• **Instructions to follow**
Repeat the entire listing exactly.

• **Excerpts from a figure dataset**
--- Start ---
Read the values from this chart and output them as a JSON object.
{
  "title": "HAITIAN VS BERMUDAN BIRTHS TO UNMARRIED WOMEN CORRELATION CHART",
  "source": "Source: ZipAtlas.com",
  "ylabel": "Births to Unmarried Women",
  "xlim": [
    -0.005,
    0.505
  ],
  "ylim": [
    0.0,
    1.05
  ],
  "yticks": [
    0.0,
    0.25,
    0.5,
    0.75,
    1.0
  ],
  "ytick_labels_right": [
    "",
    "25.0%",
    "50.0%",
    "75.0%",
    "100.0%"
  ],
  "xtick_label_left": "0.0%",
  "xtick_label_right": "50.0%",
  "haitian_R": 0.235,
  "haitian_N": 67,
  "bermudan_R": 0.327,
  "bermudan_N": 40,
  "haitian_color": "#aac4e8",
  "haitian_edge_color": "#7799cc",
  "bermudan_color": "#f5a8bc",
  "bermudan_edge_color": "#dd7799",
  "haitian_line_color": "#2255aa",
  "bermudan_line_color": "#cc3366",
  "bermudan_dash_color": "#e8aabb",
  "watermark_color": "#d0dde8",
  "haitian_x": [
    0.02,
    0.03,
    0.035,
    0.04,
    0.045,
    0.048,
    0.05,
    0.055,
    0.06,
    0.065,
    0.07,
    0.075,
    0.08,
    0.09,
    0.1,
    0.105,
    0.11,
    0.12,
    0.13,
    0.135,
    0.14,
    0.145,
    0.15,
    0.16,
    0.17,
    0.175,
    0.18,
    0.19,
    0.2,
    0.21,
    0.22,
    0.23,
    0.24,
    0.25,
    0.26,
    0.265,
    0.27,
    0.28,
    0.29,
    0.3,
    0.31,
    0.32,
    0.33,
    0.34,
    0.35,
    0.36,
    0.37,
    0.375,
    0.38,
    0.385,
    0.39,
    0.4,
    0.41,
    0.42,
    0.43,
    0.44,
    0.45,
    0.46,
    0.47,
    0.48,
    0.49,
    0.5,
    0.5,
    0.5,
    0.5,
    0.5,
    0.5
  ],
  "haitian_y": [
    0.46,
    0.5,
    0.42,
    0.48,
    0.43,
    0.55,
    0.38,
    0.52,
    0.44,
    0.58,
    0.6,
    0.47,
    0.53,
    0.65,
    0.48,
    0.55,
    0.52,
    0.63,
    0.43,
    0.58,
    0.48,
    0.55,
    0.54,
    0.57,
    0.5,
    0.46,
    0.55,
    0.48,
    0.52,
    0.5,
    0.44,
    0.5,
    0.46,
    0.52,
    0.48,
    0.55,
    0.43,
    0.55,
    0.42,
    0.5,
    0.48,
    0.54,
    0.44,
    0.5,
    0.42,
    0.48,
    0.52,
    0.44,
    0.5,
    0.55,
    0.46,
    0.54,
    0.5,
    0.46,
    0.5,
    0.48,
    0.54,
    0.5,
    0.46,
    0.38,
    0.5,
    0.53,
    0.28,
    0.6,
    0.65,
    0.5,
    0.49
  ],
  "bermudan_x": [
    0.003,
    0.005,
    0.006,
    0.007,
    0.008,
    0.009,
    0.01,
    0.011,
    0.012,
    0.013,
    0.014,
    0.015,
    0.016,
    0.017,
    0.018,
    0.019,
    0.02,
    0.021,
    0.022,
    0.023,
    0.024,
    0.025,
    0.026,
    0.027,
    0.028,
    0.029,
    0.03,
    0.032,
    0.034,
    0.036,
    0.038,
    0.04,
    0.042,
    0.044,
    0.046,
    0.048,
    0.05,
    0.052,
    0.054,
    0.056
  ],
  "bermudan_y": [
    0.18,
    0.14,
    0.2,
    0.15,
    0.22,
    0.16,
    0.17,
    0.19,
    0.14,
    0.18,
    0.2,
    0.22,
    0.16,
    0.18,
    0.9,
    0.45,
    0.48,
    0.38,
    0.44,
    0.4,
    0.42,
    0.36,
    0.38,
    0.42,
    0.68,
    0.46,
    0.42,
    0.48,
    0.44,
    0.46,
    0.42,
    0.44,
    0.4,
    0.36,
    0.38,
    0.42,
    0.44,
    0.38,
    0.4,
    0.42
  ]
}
--- End ---
• **Finished answer**
Read the values from this chart and output them as a JSON object.
{
  "title": "HAITIAN VS BERMUDAN BIRTHS TO UNMARRIED WOMEN CORRELATION CHART",
  "source": "Source: ZipAtlas.com",
  "ylabel": "Births to Unmarried Women",
  "xlim": [
    -0.005,
    0.505
  ],
  "ylim": [
    0.0,
    1.05
  ],
  "yticks": [
    0.0,
    0.25,
    0.5,
    0.75,
    1.0
  ],
  "ytick_labels_right": [
    "",
    "25.0%",
    "50.0%",
    "75.0%",
    "100.0%"
  ],
  "xtick_label_left": "0.0%",
  "xtick_label_right": "50.0%",
  "haitian_R": 0.235,
  "haitian_N": 67,
  "bermudan_R": 0.327,
  "bermudan_N": 40,
  "haitian_color": "#aac4e8",
  "haitian_edge_color": "#7799cc",
  "bermudan_color": "#f5a8bc",
  "bermudan_edge_color": "#dd7799",
  "haitian_line_color": "#2255aa",
  "bermudan_line_color": "#cc3366",
  "bermudan_dash_color": "#e8aabb",
  "watermark_color": "#d0dde8",
  "haitian_x": [
    0.02,
    0.03,
    0.035,
    0.04,
    0.045,
    0.048,
    0.05,
    0.055,
    0.06,
    0.065,
    0.07,
    0.075,
    0.08,
    0.09,
    0.1,
    0.105,
    0.11,
    0.12,
    0.13,
    0.135,
    0.14,
    0.145,
    0.15,
    0.16,
    0.17,
    0.175,
    0.18,
    0.19,
    0.2,
    0.21,
    0.22,
    0.23,
    0.24,
    0.25,
    0.26,
    0.265,
    0.27,
    0.28,
    0.29,
    0.3,
    0.31,
    0.32,
    0.33,
    0.34,
    0.35,
    0.36,
    0.37,
    0.375,
    0.38,
    0.385,
    0.39,
    0.4,
    0.41,
    0.42,
    0.43,
    0.44,
    0.45,
    0.46,
    0.47,
    0.48,
    0.49,
    0.5,
    0.5,
    0.5,
    0.5,
    0.5,
    0.5
  ],
  "haitian_y": [
    0.46,
    0.5,
    0.42,
    0.48,
    0.43,
    0.55,
    0.38,
    0.52,
    0.44,
    0.58,
    0.6,
    0.47,
    0.53,
    0.65,
    0.48,
    0.55,
    0.52,
    0.63,
    0.43,
    0.58,
    0.48,
    0.55,
    0.54,
    0.57,
    0.5,
    0.46,
    0.55,
    0.48,
    0.52,
    0.5,
    0.44,
    0.5,
    0.46,
    0.52,
    0.48,
    0.55,
    0.43,
    0.55,
    0.42,
    0.5,
    0.48,
    0.54,
    0.44,
    0.5,
    0.42,
    0.48,
    0.52,
    0.44,
    0.5,
    0.55,
    0.46,
    0.54,
    0.5,
    0.46,
    0.5,
    0.48,
    0.54,
    0.5,
    0.46,
    0.38,
    0.5,
    0.53,
    0.28,
    0.6,
    0.65,
    0.5,
    0.49
  ],
  "bermudan_x": [
    0.003,
    0.005,
    0.006,
    0.007,
    0.008,
    0.009,
    0.01,
    0.011,
    0.012,
    0.013,
    0.014,
    0.015,
    0.016,
    0.017,
    0.018,
    0.019,
    0.02,
    0.021,
    0.022,
    0.023,
    0.024,
    0.025,
    0.026,
    0.027,
    0.028,
    0.029,
    0.03,
    0.032,
    0.034,
    0.036,
    0.038,
    0.04,
    0.042,
    0.044,
    0.046,
    0.048,
    0.05,
    0.052,
    0.054,
    0.056
  ],
  "bermudan_y": [
    0.18,
    0.14,
    0.2,
    0.15,
    0.22,
    0.16,
    0.17,
    0.19,
    0.14,
    0.18,
    0.2,
    0.22,
    0.16,
    0.18,
    0.9,
    0.45,
    0.48,
    0.38,
    0.44,
    0.4,
    0.42,
    0.36,
    0.38,
    0.42,
    0.68,
    0.46,
    0.42,
    0.48,
    0.44,
    0.46,
    0.42,
    0.44,
    0.4,
    0.36,
    0.38,
    0.42,
    0.44,
    0.38,
    0.4,
    0.42
  ]
}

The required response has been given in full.